►

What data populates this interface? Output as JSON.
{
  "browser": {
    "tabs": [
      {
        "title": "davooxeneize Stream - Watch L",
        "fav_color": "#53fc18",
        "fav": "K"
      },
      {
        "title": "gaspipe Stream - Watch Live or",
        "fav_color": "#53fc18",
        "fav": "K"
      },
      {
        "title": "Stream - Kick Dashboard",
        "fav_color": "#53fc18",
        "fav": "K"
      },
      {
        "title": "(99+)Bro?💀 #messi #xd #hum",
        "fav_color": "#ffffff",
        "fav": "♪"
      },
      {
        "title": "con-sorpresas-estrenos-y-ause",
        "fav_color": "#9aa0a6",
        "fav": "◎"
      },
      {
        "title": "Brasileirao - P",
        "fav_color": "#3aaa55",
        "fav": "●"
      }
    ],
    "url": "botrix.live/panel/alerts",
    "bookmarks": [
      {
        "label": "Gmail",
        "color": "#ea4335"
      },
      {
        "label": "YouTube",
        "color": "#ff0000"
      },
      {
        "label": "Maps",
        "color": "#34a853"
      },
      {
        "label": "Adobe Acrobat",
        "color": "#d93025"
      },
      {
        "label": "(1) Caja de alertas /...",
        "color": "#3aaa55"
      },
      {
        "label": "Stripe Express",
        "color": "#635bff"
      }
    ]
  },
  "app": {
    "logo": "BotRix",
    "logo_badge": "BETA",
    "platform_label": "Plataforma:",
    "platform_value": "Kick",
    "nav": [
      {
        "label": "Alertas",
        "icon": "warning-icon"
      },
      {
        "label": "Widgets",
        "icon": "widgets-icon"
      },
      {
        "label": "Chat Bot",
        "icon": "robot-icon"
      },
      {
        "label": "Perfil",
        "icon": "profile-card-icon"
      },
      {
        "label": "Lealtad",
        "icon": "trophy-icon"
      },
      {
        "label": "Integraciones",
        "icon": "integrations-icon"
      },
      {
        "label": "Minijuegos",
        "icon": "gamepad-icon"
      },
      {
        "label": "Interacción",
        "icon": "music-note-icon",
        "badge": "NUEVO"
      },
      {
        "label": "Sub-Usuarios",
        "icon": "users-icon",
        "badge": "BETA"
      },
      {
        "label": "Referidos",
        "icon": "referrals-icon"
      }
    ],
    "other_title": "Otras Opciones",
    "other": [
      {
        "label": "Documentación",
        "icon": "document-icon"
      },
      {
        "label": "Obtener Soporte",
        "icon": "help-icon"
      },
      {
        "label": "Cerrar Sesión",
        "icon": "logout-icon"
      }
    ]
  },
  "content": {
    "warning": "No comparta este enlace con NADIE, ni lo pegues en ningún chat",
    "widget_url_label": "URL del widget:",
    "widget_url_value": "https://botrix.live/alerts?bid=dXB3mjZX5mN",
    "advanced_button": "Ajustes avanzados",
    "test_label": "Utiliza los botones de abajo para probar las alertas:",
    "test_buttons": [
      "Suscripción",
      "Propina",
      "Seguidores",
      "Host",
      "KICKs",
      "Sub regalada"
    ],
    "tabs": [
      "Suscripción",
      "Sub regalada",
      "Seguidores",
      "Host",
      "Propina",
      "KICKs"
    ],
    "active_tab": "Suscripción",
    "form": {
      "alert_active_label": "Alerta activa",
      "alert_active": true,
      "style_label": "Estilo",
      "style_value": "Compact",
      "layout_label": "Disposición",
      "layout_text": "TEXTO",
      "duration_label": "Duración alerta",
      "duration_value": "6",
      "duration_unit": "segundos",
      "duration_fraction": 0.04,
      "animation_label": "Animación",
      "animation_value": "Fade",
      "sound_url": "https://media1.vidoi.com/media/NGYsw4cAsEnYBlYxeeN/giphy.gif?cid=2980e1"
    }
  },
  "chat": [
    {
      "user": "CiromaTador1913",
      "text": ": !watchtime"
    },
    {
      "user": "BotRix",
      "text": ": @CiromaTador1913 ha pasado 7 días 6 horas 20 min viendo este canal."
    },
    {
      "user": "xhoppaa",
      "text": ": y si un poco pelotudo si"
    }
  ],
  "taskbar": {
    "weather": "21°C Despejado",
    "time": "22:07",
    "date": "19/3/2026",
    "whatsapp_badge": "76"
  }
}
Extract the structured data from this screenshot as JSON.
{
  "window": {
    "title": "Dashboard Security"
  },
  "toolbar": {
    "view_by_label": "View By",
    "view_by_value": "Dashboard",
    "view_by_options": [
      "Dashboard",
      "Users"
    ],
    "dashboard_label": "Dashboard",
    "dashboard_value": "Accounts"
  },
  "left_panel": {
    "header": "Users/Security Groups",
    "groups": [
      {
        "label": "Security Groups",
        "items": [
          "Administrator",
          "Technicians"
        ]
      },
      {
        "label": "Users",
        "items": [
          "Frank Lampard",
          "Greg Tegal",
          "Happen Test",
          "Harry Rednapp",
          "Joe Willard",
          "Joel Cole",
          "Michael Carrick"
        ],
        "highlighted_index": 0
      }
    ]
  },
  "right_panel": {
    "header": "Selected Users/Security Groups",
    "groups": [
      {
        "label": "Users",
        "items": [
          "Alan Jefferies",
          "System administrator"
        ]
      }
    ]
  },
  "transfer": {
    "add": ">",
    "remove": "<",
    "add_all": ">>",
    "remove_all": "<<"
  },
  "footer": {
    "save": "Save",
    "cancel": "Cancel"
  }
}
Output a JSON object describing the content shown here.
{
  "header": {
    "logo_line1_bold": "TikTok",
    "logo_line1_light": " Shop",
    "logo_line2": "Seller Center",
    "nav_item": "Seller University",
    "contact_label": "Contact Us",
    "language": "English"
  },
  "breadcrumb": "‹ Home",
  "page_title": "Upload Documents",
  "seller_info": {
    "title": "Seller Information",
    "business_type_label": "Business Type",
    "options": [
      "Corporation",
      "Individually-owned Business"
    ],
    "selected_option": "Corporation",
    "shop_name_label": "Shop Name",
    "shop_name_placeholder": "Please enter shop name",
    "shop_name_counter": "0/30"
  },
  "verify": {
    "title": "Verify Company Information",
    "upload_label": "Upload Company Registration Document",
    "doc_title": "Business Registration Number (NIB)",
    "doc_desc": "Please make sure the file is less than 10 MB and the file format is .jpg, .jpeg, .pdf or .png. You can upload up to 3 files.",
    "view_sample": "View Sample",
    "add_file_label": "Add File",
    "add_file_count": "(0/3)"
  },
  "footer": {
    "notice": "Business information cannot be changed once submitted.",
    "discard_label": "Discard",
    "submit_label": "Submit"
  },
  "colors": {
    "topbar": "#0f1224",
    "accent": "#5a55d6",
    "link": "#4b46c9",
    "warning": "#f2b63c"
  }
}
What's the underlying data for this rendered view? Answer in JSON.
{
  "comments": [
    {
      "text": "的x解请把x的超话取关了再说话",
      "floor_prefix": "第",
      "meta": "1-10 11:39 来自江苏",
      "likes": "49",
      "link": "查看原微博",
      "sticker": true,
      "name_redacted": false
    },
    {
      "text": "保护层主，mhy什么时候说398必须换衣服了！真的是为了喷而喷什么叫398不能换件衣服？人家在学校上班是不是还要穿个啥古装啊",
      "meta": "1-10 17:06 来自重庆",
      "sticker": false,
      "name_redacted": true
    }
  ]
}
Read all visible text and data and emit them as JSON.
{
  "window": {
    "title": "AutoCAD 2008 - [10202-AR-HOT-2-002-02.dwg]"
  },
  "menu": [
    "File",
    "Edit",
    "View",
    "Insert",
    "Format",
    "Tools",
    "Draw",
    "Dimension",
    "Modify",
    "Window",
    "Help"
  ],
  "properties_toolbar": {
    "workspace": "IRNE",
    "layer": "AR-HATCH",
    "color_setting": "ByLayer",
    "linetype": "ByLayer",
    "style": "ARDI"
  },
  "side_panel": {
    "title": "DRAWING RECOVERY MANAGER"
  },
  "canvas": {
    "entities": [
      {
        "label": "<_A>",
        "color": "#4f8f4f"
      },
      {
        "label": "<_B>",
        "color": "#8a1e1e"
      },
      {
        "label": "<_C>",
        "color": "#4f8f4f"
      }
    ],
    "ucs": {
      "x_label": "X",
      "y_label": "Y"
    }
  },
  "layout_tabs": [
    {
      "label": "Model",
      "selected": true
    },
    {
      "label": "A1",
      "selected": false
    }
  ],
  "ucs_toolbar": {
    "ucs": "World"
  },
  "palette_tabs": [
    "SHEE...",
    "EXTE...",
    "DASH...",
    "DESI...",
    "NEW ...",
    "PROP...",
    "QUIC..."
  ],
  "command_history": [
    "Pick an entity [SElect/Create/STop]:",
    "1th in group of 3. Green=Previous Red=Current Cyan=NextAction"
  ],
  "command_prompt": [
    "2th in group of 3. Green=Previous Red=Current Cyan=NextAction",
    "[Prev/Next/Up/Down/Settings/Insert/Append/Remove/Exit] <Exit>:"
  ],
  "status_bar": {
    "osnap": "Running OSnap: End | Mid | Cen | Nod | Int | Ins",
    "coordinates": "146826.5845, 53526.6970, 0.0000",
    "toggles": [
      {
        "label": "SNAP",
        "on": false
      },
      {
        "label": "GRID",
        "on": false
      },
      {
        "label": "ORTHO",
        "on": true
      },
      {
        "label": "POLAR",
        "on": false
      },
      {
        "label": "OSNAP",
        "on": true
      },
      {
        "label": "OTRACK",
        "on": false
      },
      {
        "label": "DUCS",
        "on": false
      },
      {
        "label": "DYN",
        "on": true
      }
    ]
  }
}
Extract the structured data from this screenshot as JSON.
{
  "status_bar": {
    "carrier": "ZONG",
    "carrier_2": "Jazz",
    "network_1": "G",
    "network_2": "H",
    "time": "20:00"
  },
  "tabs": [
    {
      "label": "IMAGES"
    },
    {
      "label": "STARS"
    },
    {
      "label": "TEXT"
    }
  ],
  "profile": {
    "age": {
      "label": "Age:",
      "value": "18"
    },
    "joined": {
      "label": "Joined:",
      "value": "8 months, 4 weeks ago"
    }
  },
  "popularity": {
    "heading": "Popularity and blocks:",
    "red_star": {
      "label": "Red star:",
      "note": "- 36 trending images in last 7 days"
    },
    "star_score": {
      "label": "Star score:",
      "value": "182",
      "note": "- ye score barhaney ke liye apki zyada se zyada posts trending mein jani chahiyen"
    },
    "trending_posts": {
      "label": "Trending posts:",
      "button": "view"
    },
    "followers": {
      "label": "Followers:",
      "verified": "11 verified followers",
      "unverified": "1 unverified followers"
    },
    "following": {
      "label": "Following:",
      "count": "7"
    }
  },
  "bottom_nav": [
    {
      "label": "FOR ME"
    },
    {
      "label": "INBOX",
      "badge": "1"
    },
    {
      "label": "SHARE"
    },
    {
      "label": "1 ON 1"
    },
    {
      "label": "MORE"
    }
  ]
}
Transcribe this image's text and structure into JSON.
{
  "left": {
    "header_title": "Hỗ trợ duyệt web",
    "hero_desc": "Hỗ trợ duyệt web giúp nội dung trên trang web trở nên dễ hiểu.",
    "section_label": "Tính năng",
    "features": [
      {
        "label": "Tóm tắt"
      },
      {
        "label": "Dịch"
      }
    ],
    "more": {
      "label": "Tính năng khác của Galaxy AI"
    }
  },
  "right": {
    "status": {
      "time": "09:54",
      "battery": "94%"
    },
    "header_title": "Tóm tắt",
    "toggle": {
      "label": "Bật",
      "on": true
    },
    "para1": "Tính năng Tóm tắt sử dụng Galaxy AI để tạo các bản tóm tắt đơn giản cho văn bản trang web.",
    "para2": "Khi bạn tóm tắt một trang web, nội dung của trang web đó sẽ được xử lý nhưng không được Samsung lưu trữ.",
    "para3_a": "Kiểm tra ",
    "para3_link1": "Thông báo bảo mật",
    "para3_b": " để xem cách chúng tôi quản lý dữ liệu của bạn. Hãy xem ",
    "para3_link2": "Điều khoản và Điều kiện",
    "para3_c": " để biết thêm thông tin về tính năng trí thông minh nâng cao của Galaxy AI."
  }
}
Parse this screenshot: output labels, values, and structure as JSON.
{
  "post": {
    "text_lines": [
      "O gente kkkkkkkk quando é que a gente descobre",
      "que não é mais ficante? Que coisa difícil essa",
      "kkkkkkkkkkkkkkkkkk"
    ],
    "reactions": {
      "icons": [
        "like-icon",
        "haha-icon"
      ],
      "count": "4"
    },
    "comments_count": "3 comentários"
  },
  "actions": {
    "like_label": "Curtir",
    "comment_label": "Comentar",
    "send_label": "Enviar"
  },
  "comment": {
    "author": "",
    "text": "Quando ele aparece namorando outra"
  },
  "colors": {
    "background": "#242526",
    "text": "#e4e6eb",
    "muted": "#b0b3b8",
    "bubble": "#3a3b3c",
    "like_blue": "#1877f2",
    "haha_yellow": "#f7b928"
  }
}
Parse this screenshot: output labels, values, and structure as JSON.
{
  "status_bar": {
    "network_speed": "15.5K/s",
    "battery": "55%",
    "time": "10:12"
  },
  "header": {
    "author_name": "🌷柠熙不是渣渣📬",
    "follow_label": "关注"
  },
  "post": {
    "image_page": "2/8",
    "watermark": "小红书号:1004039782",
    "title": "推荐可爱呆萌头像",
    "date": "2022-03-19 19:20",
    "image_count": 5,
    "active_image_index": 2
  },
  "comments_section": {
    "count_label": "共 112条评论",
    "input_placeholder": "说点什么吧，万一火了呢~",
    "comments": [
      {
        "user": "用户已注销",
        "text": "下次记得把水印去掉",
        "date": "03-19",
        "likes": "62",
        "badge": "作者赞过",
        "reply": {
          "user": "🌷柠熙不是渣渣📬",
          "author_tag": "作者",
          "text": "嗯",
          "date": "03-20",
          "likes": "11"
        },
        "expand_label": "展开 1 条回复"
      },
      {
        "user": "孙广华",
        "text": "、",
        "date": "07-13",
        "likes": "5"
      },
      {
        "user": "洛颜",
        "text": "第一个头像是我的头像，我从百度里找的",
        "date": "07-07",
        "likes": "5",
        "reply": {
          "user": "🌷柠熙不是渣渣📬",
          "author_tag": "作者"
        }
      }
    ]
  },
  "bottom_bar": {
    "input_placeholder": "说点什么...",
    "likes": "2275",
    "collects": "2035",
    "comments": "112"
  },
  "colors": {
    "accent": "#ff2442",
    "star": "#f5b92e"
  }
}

◄

• [PROMPT]:
Find and copy every line in the entries above where the string "this" occurs.

• [WRITTEN ANSWER]:
What data populates this interface? Output as JSON.
Extract the structured data from this screenshot as JSON.
What's the underlying data for this rendered view? Answer in JSON.
Extract the structured data from this screenshot as JSON.
Transcribe this image's text and structure into JSON.
Parse this screenshot: output labels, values, and structure as JSON.
Parse this screenshot: output labels, values, and structure as JSON.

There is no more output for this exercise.